- [Exercise details]:
Word for word, transcribe all of the records.

Dataset items:
——————————
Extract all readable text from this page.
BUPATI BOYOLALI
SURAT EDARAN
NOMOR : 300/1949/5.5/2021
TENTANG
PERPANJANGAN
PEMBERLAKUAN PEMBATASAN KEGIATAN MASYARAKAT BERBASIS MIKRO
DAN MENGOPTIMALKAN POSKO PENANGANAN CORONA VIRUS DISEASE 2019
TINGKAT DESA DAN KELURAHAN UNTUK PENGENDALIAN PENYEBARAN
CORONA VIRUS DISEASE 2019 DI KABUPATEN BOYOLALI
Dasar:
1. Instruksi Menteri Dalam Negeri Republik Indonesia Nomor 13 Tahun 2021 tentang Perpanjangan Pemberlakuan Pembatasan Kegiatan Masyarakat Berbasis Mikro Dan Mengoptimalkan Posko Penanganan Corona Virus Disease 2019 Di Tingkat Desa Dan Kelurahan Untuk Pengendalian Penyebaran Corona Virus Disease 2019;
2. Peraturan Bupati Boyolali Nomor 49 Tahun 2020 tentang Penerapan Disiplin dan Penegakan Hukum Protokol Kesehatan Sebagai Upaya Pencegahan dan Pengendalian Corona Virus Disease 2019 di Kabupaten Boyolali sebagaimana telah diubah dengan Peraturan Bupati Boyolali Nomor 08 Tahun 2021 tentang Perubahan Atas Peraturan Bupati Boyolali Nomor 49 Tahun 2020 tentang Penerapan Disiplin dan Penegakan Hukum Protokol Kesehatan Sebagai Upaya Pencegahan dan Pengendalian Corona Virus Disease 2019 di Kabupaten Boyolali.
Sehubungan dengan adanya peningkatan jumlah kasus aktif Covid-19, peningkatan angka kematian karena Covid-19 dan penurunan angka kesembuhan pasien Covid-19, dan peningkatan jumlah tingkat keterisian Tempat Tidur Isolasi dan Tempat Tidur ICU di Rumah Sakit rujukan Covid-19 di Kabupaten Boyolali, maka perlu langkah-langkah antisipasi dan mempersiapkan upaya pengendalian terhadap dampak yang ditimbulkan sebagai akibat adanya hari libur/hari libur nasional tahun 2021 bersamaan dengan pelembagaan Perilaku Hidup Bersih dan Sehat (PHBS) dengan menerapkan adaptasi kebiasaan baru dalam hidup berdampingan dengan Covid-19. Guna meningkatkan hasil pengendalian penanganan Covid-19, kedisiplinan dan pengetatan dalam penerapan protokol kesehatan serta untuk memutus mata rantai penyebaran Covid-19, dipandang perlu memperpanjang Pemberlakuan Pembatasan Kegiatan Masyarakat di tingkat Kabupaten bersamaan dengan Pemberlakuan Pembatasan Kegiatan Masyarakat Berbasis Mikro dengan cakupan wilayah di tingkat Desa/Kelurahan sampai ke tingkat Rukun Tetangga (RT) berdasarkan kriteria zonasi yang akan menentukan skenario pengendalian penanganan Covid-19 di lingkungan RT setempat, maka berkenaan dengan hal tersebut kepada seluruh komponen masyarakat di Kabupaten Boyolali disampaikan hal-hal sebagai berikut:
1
——————————
- [Response to the exercise]:
Extract all readable text from this page.
BUPATI BOYOLALI
SURAT EDARAN
NOMOR : 300/1949/5.5/2021
TENTANG
PERPANJANGAN
PEMBERLAKUAN PEMBATASAN KEGIATAN MASYARAKAT BERBASIS MIKRO
DAN MENGOPTIMALKAN POSKO PENANGANAN CORONA VIRUS DISEASE 2019
TINGKAT DESA DAN KELURAHAN UNTUK PENGENDALIAN PENYEBARAN
CORONA VIRUS DISEASE 2019 DI KABUPATEN BOYOLALI
Dasar:
1. Instruksi Menteri Dalam Negeri Republik Indonesia Nomor 13 Tahun 2021 tentang Perpanjangan Pemberlakuan Pembatasan Kegiatan Masyarakat Berbasis Mikro Dan Mengoptimalkan Posko Penanganan Corona Virus Disease 2019 Di Tingkat Desa Dan Kelurahan Untuk Pengendalian Penyebaran Corona Virus Disease 2019;
2. Peraturan Bupati Boyolali Nomor 49 Tahun 2020 tentang Penerapan Disiplin dan Penegakan Hukum Protokol Kesehatan Sebagai Upaya Pencegahan dan Pengendalian Corona Virus Disease 2019 di Kabupaten Boyolali sebagaimana telah diubah dengan Peraturan Bupati Boyolali Nomor 08 Tahun 2021 tentang Perubahan Atas Peraturan Bupati Boyolali Nomor 49 Tahun 2020 tentang Penerapan Disiplin dan Penegakan Hukum Protokol Kesehatan Sebagai Upaya Pencegahan dan Pengendalian Corona Virus Disease 2019 di Kabupaten Boyolali.
Sehubungan dengan adanya peningkatan jumlah kasus aktif Covid-19, peningkatan angka kematian karena Covid-19 dan penurunan angka kesembuhan pasien Covid-19, dan peningkatan jumlah tingkat keterisian Tempat Tidur Isolasi dan Tempat Tidur ICU di Rumah Sakit rujukan Covid-19 di Kabupaten Boyolali, maka perlu langkah-langkah antisipasi dan mempersiapkan upaya pengendalian terhadap dampak yang ditimbulkan sebagai akibat adanya hari libur/hari libur nasional tahun 2021 bersamaan dengan pelembagaan Perilaku Hidup Bersih dan Sehat (PHBS) dengan menerapkan adaptasi kebiasaan baru dalam hidup berdampingan dengan Covid-19. Guna meningkatkan hasil pengendalian penanganan Covid-19, kedisiplinan dan pengetatan dalam penerapan protokol kesehatan serta untuk memutus mata rantai penyebaran Covid-19, dipandang perlu memperpanjang Pemberlakuan Pembatasan Kegiatan Masyarakat di tingkat Kabupaten bersamaan dengan Pemberlakuan Pembatasan Kegiatan Masyarakat Berbasis Mikro dengan cakupan wilayah di tingkat Desa/Kelurahan sampai ke tingkat Rukun Tetangga (RT) berdasarkan kriteria zonasi yang akan menentukan skenario pengendalian penanganan Covid-19 di lingkungan RT setempat, maka berkenaan dengan hal tersebut kepada seluruh komponen masyarakat di Kabupaten Boyolali disampaikan hal-hal sebagai berikut:
1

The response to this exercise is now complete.